Stored data entries
-- START --

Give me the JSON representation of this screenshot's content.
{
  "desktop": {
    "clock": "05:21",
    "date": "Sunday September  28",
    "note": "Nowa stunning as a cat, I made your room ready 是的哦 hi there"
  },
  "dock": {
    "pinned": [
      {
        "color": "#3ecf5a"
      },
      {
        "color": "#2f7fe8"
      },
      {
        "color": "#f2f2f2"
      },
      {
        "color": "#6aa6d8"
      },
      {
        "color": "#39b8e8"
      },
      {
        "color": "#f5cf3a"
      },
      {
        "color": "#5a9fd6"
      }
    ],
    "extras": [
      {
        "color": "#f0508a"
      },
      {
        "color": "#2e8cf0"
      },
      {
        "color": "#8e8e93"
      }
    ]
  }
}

-- END --

### [GOAL]
Retype every entry above, word for word.

### [FINISHED EXERCISE]
Give me the JSON representation of this screenshot's content.
{
  "desktop": {
    "clock": "05:21",
    "date": "Sunday September  28",
    "note": "Nowa stunning as a cat, I made your room ready 是的哦 hi there"
  },
  "dock": {
    "pinned": [
      {
        "color": "#3ecf5a"
      },
      {
        "color": "#2f7fe8"
      },
      {
        "color": "#f2f2f2"
      },
      {
        "color": "#6aa6d8"
      },
      {
        "color": "#39b8e8"
      },
      {
        "color": "#f5cf3a"
      },
      {
        "color": "#5a9fd6"
      }
    ],
    "extras": [
      {
        "color": "#f0508a"
      },
      {
        "color": "#2e8cf0"
      },
      {
        "color": "#8e8e93"
      }
    ]
  }
}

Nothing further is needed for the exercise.